• **Task details**: Return the entries below in their exact form, leaving the pictures out.

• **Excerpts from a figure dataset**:
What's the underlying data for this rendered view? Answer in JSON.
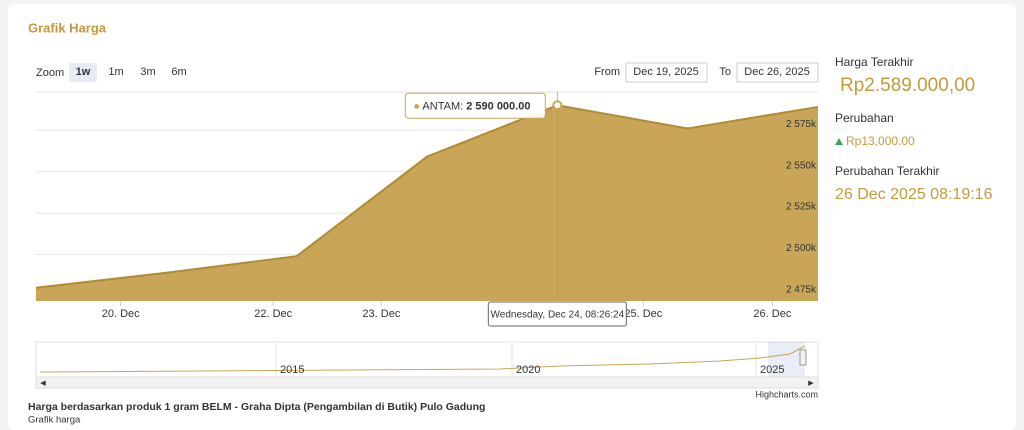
{
  "header": {
    "title": "Grafik Harga"
  },
  "zoom": {
    "label": "Zoom",
    "buttons": [
      "1w",
      "1m",
      "3m",
      "6m"
    ]
  },
  "range": {
    "from_label": "From",
    "from": "Dec 19, 2025",
    "to_label": "To",
    "to": "Dec 26, 2025"
  },
  "chart_data": {
    "type": "area",
    "x": [
      0,
      1,
      2,
      3,
      4,
      5,
      6
    ],
    "xlim": [
      0,
      6
    ],
    "xticks": [
      {
        "value": 0.65,
        "label": "20. Dec"
      },
      {
        "value": 1.82,
        "label": "22. Dec"
      },
      {
        "value": 2.65,
        "label": "23. Dec"
      },
      {
        "value": 4.66,
        "label": "25. Dec"
      },
      {
        "value": 5.65,
        "label": "26. Dec"
      }
    ],
    "ylim": [
      2472000,
      2598000
    ],
    "yticks": [
      {
        "value": 2475000,
        "label": "2 475k"
      },
      {
        "value": 2500000,
        "label": "2 500k"
      },
      {
        "value": 2525000,
        "label": "2 525k"
      },
      {
        "value": 2550000,
        "label": "2 550k"
      },
      {
        "value": 2575000,
        "label": "2 575k"
      }
    ],
    "grid": true,
    "series": [
      {
        "name": "ANTAM",
        "color": "#c9a657",
        "values": [
          2480000,
          2489000,
          2499000,
          2559000,
          2590000,
          2576000,
          2589000
        ],
        "value_labels": [
          null,
          null,
          null,
          null,
          "2 590 000.00",
          null,
          null
        ]
      }
    ],
    "tooltip_x": "Wednesday, Dec 24, 08:26:24",
    "navigator_labels": [
      "2015",
      "2020",
      "2025"
    ],
    "credits": "Highcharts.com"
  },
  "caption": {
    "title": "Harga berdasarkan produk 1 gram BELM - Graha Dipta (Pengambilan di Butik) Pulo Gadung",
    "subtitle": "Grafik harga"
  },
  "summary": {
    "last_price_label": "Harga Terakhir",
    "last_price": "Rp2.589.000,00",
    "change_label": "Perubahan",
    "change": "Rp13,000.00",
    "last_change_label": "Perubahan Terakhir",
    "last_change": "26 Dec 2025 08:19:16"
  }
}
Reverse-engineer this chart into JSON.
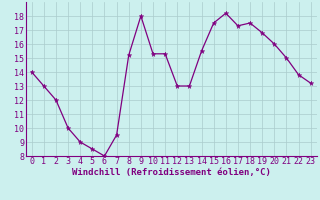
{
  "x": [
    0,
    1,
    2,
    3,
    4,
    5,
    6,
    7,
    8,
    9,
    10,
    11,
    12,
    13,
    14,
    15,
    16,
    17,
    18,
    19,
    20,
    21,
    22,
    23
  ],
  "y": [
    14,
    13,
    12,
    10,
    9,
    8.5,
    8,
    9.5,
    15.2,
    18,
    15.3,
    15.3,
    13,
    13,
    15.5,
    17.5,
    18.2,
    17.3,
    17.5,
    16.8,
    16,
    15,
    13.8,
    13.2
  ],
  "line_color": "#800080",
  "marker_color": "#800080",
  "bg_color": "#CCF0EE",
  "grid_color": "#AACCCC",
  "fig_bg": "#CCF0EE",
  "xlabel": "Windchill (Refroidissement éolien,°C)",
  "xlabel_color": "#800080",
  "tick_color": "#800080",
  "spine_color": "#800080",
  "ylim": [
    8,
    19
  ],
  "xlim": [
    -0.5,
    23.5
  ],
  "yticks": [
    8,
    9,
    10,
    11,
    12,
    13,
    14,
    15,
    16,
    17,
    18
  ],
  "xticks": [
    0,
    1,
    2,
    3,
    4,
    5,
    6,
    7,
    8,
    9,
    10,
    11,
    12,
    13,
    14,
    15,
    16,
    17,
    18,
    19,
    20,
    21,
    22,
    23
  ],
  "label_fontsize": 6.5,
  "tick_fontsize": 6.0,
  "marker_size": 3.5,
  "line_width": 0.9
}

• **Result for this task**:
What's the underlying data for this rendered view? Answer in JSON.
{
  "header": {
    "title": "Grafik Harga"
  },
  "zoom": {
    "label": "Zoom",
    "buttons": [
      "1w",
      "1m",
      "3m",
      "6m"
    ]
  },
  "range": {
    "from_label": "From",
    "from": "Dec 19, 2025",
    "to_label": "To",
    "to": "Dec 26, 2025"
  },
  "chart_data": {
    "type": "area",
    "x": [
      0,
      1,
      2,
      3,
      4,
      5,
      6
    ],
    "xlim": [
      0,
      6
    ],
    "xticks": [
      {
        "value": 0.65,
        "label": "20. Dec"
      },
      {
        "value": 1.82,
        "label": "22. Dec"
      },
      {
        "value": 2.65,
        "label": "23. Dec"
      },
      {
        "value": 4.66,
        "label": "25. Dec"
      },
      {
        "value": 5.65,
        "label": "26. Dec"
      }
    ],
    "ylim": [
      2472000,
      2598000
    ],
    "yticks": [
      {
        "value": 2475000,
        "label": "2 475k"
      },
      {
        "value": 2500000,
        "label": "2 500k"
      },
      {
        "value": 2525000,
        "label": "2 525k"
      },
      {
        "value": 2550000,
        "label": "2 550k"
      },
      {
        "value": 2575000,
        "label": "2 575k"
      }
    ],
    "grid": true,
    "series": [
      {
        "name": "ANTAM",
        "color": "#c9a657",
        "values": [
          2480000,
          2489000,
          2499000,
          2559000,
          2590000,
          2576000,
          2589000
        ],
        "value_labels": [
          null,
          null,
          null,
          null,
          "2 590 000.00",
          null,
          null
        ]
      }
    ],
    "tooltip_x": "Wednesday, Dec 24, 08:26:24",
    "navigator_labels": [
      "2015",
      "2020",
      "2025"
    ],
    "credits": "Highcharts.com"
  },
  "caption": {
    "title": "Harga berdasarkan produk 1 gram BELM - Graha Dipta (Pengambilan di Butik) Pulo Gadung",
    "subtitle": "Grafik harga"
  },
  "summary": {
    "last_price_label": "Harga Terakhir",
    "last_price": "Rp2.589.000,00",
    "change_label": "Perubahan",
    "change": "Rp13,000.00",
    "last_change_label": "Perubahan Terakhir",
    "last_change": "26 Dec 2025 08:19:16"
  }
}
Reverse-engineer this chart into JSON.
{
  "x": [
    0,
    1,
    2,
    3,
    4,
    5,
    6,
    7,
    8,
    9,
    10,
    11,
    12,
    13,
    14,
    15,
    16,
    17,
    18,
    19,
    20,
    21,
    22,
    23
  ],
  "y": [
    14,
    13,
    12,
    10,
    9,
    8.5,
    8,
    9.5,
    15.2,
    18,
    15.3,
    15.3,
    13,
    13,
    15.5,
    17.5,
    18.2,
    17.3,
    17.5,
    16.8,
    16,
    15,
    13.8,
    13.2
  ],
  "line_color": "#800080",
  "marker_color": "#800080",
  "bg_color": "#CCF0EE",
  "grid_color": "#AACCCC",
  "fig_bg": "#CCF0EE",
  "xlabel": "Windchill (Refroidissement éolien,°C)",
  "xlabel_color": "#800080",
  "tick_color": "#800080",
  "spine_color": "#800080",
  "ylim": [
    8,
    19
  ],
  "xlim": [
    -0.5,
    23.5
  ],
  "yticks": [
    8,
    9,
    10,
    11,
    12,
    13,
    14,
    15,
    16,
    17,
    18
  ],
  "xticks": [
    0,
    1,
    2,
    3,
    4,
    5,
    6,
    7,
    8,
    9,
    10,
    11,
    12,
    13,
    14,
    15,
    16,
    17,
    18,
    19,
    20,
    21,
    22,
    23
  ],
  "label_fontsize": 6.5,
  "tick_fontsize": 6.0,
  "marker_size": 3.5,
  "line_width": 0.9
}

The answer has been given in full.